Collect each line of the records containing the string "SCHOOLS".
=== DATASET RECORDS ===
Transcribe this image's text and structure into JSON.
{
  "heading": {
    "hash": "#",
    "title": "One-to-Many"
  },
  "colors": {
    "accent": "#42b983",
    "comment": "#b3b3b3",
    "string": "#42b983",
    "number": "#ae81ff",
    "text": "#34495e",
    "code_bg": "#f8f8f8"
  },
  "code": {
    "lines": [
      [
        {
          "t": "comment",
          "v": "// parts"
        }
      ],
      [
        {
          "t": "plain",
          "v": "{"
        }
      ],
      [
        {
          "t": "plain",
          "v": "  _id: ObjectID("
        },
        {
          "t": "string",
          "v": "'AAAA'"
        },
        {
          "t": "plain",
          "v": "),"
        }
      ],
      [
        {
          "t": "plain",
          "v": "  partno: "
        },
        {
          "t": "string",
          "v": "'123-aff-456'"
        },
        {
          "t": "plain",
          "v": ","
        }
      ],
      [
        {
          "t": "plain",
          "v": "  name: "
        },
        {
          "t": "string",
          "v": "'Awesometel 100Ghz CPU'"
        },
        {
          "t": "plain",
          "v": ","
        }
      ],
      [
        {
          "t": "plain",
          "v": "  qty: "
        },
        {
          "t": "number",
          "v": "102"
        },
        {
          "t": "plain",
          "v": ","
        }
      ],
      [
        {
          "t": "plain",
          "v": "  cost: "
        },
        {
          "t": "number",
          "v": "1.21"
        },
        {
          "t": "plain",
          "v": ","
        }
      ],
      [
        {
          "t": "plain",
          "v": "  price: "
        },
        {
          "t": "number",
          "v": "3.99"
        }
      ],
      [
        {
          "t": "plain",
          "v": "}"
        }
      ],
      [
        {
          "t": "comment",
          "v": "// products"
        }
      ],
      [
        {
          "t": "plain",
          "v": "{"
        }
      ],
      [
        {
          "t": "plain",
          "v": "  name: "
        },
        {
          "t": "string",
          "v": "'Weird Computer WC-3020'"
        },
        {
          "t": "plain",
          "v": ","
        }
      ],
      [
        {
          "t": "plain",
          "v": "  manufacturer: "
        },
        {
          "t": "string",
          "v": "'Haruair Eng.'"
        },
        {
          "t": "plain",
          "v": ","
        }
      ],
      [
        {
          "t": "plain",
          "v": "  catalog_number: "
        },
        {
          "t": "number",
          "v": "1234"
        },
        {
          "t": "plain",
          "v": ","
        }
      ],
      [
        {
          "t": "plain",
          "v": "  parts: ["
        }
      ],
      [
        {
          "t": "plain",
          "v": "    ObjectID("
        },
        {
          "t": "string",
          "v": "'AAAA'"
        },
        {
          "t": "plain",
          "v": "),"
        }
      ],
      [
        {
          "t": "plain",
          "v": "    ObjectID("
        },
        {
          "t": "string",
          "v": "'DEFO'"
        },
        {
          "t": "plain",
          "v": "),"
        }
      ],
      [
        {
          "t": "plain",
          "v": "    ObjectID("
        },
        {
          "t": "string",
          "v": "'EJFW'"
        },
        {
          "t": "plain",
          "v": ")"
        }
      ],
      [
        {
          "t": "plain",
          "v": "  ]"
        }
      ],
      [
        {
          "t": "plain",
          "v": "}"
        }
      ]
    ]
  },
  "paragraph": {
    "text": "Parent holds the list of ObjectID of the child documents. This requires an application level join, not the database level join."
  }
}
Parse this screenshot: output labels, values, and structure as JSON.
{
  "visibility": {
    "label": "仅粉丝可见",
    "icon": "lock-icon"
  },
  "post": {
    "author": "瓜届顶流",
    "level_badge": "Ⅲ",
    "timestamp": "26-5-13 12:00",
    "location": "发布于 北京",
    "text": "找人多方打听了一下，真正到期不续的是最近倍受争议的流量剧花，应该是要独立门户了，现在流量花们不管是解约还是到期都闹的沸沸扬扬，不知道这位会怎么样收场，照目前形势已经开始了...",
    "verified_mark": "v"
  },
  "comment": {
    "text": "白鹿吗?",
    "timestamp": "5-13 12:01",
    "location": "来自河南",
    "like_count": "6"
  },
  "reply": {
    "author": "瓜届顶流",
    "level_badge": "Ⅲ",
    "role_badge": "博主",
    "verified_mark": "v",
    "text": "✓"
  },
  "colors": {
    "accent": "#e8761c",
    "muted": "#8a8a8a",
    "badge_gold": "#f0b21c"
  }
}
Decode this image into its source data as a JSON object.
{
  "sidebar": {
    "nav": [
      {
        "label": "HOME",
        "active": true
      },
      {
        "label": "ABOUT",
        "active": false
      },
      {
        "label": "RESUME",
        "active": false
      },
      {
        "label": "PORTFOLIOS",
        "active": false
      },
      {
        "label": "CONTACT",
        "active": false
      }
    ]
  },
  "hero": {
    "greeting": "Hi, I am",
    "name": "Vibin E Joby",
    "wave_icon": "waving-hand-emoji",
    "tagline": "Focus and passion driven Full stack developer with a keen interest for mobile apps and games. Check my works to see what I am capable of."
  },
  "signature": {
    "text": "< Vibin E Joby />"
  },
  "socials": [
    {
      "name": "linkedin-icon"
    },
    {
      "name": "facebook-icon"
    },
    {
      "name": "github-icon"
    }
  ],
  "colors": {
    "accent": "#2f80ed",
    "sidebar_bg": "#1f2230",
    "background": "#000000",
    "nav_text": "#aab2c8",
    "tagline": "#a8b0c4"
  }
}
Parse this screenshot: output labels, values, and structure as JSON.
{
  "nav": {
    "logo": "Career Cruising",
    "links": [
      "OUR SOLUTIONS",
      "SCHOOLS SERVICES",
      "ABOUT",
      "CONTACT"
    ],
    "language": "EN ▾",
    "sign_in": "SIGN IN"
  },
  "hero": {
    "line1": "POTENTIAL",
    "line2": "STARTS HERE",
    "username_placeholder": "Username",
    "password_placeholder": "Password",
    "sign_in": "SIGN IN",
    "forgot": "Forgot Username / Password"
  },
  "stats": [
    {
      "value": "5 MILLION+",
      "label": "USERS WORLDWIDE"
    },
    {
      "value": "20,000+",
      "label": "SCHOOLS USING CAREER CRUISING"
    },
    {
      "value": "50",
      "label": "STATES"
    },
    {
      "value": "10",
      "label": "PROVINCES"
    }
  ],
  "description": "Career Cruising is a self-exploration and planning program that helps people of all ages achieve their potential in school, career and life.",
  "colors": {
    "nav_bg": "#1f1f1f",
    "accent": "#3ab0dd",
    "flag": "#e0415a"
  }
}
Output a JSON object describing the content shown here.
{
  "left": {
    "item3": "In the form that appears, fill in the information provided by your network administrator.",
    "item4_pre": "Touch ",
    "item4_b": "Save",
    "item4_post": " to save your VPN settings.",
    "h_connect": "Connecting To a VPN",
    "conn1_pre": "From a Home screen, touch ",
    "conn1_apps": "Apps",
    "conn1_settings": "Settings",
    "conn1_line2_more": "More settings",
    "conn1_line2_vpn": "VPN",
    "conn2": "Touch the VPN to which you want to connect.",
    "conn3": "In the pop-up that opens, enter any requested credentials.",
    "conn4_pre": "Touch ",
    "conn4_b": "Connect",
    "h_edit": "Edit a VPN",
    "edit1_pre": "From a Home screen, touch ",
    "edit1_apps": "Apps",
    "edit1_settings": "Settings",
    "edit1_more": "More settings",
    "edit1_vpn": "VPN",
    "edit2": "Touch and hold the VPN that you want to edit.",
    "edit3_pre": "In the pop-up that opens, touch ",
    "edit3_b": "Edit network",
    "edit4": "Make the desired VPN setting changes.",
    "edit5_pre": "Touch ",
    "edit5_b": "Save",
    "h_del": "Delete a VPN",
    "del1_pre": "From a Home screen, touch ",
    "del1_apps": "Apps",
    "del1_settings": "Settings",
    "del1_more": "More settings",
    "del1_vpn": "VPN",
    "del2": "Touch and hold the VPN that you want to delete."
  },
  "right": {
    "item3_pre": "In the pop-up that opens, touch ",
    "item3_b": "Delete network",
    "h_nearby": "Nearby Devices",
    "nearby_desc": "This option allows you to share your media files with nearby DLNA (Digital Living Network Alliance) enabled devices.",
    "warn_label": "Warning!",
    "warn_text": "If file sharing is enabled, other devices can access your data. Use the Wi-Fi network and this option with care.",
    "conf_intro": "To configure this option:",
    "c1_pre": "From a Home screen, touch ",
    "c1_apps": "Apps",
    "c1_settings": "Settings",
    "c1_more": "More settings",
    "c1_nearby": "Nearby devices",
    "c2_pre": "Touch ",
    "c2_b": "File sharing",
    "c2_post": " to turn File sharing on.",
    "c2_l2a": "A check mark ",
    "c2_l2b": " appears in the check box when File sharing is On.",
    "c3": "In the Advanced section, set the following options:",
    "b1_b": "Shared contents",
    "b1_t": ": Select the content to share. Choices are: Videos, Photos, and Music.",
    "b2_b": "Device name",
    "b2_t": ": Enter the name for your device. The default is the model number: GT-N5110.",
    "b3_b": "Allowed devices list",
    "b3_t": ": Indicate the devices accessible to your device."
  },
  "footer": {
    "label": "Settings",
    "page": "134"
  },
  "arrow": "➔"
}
===
▶ _COMPLETE RESPONSE_
      "SCHOOLS SERVICES",
      "label": "SCHOOLS USING CAREER CRUISING"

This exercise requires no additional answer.